#### Record dell'esercizio
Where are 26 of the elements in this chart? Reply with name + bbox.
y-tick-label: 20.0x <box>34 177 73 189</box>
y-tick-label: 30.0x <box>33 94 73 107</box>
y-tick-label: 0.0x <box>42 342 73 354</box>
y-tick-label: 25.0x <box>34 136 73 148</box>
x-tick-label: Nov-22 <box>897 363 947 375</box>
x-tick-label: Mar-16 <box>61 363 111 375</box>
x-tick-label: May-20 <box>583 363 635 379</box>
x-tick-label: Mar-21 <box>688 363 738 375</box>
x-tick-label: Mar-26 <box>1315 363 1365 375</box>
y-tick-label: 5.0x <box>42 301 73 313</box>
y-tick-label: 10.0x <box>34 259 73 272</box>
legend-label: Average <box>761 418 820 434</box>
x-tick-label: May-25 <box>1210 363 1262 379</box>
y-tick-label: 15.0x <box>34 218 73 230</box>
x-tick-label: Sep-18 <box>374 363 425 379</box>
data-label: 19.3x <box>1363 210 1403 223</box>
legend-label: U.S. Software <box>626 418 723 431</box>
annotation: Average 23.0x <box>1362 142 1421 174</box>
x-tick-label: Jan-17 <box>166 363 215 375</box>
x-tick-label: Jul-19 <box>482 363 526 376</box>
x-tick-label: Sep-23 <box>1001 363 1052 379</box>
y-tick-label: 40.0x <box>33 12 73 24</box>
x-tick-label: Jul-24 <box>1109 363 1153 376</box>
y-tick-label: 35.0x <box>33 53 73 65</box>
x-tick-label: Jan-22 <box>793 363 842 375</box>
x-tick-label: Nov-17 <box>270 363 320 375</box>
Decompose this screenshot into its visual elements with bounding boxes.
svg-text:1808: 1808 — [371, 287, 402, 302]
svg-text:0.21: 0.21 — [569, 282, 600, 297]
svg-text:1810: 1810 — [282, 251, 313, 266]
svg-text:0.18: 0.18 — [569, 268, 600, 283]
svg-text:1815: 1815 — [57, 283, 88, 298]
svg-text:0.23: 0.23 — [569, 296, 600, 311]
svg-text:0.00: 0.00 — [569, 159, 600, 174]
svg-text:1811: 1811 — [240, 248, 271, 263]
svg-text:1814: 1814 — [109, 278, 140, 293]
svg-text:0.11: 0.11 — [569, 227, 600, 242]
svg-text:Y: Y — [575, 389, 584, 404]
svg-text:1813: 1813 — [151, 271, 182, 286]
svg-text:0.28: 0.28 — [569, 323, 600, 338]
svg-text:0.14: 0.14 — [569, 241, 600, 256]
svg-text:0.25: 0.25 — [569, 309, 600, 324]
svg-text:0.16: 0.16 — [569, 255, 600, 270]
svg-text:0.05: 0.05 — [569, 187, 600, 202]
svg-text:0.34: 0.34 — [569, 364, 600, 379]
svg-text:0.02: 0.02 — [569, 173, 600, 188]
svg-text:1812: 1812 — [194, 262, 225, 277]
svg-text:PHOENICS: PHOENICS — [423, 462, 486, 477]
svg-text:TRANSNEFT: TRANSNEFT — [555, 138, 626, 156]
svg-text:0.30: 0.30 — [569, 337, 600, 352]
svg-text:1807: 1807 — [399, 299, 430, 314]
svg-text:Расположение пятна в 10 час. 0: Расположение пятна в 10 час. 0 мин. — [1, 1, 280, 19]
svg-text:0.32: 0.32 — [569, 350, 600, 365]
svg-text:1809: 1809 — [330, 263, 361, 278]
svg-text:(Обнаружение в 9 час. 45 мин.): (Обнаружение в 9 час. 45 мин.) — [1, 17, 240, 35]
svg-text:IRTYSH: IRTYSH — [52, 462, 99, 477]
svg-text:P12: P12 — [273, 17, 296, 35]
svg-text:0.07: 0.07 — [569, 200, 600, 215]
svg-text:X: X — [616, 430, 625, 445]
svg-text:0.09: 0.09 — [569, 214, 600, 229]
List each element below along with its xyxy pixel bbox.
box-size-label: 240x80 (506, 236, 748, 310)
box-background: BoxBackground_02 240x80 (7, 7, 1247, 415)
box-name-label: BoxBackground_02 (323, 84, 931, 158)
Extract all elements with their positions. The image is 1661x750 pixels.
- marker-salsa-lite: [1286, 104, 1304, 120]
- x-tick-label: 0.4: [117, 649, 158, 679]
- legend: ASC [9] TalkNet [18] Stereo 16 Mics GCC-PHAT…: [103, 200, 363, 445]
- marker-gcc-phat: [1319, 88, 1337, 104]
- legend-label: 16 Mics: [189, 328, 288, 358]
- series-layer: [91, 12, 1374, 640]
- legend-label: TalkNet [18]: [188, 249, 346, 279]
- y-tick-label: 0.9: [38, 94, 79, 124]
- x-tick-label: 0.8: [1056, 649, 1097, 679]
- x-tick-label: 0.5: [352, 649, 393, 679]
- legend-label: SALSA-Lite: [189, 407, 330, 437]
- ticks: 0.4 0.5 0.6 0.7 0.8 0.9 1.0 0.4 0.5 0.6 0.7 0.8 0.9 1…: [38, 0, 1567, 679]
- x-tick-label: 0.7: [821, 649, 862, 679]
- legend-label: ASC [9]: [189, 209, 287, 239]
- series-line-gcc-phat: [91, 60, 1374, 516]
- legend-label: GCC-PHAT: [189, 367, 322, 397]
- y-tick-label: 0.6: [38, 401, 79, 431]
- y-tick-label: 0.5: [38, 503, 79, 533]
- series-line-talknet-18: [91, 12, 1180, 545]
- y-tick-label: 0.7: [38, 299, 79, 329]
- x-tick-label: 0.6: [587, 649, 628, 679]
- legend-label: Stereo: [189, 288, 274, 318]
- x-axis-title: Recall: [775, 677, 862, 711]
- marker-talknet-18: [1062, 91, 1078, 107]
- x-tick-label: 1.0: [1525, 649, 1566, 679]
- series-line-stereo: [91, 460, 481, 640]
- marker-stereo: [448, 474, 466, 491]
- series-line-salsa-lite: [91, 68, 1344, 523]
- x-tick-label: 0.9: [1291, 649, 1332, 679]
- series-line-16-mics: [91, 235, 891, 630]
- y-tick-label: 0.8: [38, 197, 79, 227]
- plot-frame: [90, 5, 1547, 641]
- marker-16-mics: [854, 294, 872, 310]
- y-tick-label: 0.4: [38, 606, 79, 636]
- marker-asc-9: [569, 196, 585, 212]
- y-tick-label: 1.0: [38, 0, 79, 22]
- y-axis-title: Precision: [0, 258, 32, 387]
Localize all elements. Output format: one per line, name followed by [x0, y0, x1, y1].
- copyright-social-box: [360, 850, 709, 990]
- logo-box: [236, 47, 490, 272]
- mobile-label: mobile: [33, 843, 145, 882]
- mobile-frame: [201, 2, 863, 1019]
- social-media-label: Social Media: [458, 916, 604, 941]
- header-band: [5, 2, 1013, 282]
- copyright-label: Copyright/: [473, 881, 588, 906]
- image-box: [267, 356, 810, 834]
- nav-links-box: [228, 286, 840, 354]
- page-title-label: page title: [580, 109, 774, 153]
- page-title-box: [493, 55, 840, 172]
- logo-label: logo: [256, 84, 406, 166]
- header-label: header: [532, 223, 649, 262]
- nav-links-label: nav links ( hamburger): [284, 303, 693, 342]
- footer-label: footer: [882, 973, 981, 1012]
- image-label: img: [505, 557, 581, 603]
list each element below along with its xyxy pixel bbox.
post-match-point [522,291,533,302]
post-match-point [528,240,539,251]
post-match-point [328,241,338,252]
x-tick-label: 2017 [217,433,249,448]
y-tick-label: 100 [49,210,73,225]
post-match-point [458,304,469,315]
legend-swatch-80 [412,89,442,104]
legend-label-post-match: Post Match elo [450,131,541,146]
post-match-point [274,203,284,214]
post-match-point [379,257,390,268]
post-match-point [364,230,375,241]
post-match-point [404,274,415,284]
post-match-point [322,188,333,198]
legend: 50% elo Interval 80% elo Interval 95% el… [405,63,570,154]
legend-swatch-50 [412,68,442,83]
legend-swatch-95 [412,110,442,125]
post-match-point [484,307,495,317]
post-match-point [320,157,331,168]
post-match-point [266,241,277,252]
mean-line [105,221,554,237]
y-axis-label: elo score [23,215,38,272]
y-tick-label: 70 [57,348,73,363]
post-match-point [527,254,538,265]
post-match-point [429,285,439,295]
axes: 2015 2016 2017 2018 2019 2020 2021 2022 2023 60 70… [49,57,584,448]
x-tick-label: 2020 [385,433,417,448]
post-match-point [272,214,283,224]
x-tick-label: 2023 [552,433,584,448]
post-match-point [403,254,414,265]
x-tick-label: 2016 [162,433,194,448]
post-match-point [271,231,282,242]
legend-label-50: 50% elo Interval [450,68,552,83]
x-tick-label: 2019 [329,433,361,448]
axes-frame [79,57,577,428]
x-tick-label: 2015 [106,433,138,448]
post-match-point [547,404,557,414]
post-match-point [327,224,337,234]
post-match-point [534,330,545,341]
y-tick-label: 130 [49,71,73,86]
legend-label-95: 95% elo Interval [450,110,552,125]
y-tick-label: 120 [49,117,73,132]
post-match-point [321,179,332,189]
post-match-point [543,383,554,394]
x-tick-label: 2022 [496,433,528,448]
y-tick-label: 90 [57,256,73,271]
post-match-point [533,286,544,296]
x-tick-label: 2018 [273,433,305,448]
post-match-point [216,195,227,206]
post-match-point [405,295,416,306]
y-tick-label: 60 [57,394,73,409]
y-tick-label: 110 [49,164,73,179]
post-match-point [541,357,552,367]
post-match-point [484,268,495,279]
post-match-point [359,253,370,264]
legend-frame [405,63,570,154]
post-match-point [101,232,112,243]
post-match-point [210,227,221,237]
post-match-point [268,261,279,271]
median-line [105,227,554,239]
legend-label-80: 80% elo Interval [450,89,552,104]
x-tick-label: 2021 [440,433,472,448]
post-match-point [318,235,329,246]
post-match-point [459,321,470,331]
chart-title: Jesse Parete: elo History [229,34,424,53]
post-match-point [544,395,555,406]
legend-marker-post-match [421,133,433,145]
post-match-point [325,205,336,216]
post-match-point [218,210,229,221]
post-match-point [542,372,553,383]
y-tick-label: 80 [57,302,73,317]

#### Descrizione del problema
Per favore, aggiorna le righe che vanno dall'inizio dei record fino a quella che contiene "x-tick-label: Nov-22 <box>897", estremi inclusi, sostituendo "y-tick-label" con "y-axis-label" e lasciando invariato tutto il resto. Riporta soltanto queste righe.

#### Risposta
Where are 26 of the elements in this chart? Reply with name + bbox.
y-axis-label: 20.0x <box>34 177 73 189</box>
y-axis-label: 30.0x <box>33 94 73 107</box>
y-axis-label: 0.0x <box>42 342 73 354</box>
y-axis-label: 25.0x <box>34 136 73 148</box>
x-tick-label: Nov-22 <box>897 363 947 375</box>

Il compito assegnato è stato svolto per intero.